# Source data:
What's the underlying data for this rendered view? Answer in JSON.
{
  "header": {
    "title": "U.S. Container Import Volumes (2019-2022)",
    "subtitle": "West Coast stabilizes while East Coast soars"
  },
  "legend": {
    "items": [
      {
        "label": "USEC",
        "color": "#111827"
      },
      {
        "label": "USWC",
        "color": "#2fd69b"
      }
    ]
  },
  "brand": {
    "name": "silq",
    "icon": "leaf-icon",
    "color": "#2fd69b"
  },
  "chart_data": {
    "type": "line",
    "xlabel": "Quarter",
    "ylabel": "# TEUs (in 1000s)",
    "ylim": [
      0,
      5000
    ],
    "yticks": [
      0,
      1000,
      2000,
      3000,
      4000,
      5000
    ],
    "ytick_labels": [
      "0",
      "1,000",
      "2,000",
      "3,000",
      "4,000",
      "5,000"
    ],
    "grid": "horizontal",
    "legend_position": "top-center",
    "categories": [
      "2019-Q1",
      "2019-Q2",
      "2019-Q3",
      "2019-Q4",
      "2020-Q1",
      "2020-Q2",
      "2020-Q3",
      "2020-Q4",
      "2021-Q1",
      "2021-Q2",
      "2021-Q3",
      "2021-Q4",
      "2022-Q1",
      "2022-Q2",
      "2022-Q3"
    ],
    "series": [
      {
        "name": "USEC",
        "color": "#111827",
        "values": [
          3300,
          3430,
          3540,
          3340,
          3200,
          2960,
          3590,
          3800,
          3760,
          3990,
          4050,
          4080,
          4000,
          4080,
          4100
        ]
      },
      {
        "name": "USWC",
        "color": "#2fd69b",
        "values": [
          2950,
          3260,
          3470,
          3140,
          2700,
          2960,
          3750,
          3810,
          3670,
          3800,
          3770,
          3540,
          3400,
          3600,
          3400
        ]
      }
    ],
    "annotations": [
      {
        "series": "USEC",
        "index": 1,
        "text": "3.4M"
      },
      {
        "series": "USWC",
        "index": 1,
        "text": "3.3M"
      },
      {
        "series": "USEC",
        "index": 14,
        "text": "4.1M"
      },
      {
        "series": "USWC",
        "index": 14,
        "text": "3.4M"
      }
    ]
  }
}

# GIVEN PROBLEM:
Restate every line of the data word for word.

# RESPONSE TO THIS TASK:
What's the underlying data for this rendered view? Answer in JSON.
{
  "header": {
    "title": "U.S. Container Import Volumes (2019-2022)",
    "subtitle": "West Coast stabilizes while East Coast soars"
  },
  "legend": {
    "items": [
      {
        "label": "USEC",
        "color": "#111827"
      },
      {
        "label": "USWC",
        "color": "#2fd69b"
      }
    ]
  },
  "brand": {
    "name": "silq",
    "icon": "leaf-icon",
    "color": "#2fd69b"
  },
  "chart_data": {
    "type": "line",
    "xlabel": "Quarter",
    "ylabel": "# TEUs (in 1000s)",
    "ylim": [
      0,
      5000
    ],
    "yticks": [
      0,
      1000,
      2000,
      3000,
      4000,
      5000
    ],
    "ytick_labels": [
      "0",
      "1,000",
      "2,000",
      "3,000",
      "4,000",
      "5,000"
    ],
    "grid": "horizontal",
    "legend_position": "top-center",
    "categories": [
      "2019-Q1",
      "2019-Q2",
      "2019-Q3",
      "2019-Q4",
      "2020-Q1",
      "2020-Q2",
      "2020-Q3",
      "2020-Q4",
      "2021-Q1",
      "2021-Q2",
      "2021-Q3",
      "2021-Q4",
      "2022-Q1",
      "2022-Q2",
      "2022-Q3"
    ],
    "series": [
      {
        "name": "USEC",
        "color": "#111827",
        "values": [
          3300,
          3430,
          3540,
          3340,
          3200,
          2960,
          3590,
          3800,
          3760,
          3990,
          4050,
          4080,
          4000,
          4080,
          4100
        ]
      },
      {
        "name": "USWC",
        "color": "#2fd69b",
        "values": [
          2950,
          3260,
          3470,
          3140,
          2700,
          2960,
          3750,
          3810,
          3670,
          3800,
          3770,
          3540,
          3400,
          3600,
          3400
        ]
      }
    ],
    "annotations": [
      {
        "series": "USEC",
        "index": 1,
        "text": "3.4M"
      },
      {
        "series": "USWC",
        "index": 1,
        "text": "3.3M"
      },
      {
        "series": "USEC",
        "index": 14,
        "text": "4.1M"
      },
      {
        "series": "USWC",
        "index": 14,
        "text": "3.4M"
      }
    ]
  }
}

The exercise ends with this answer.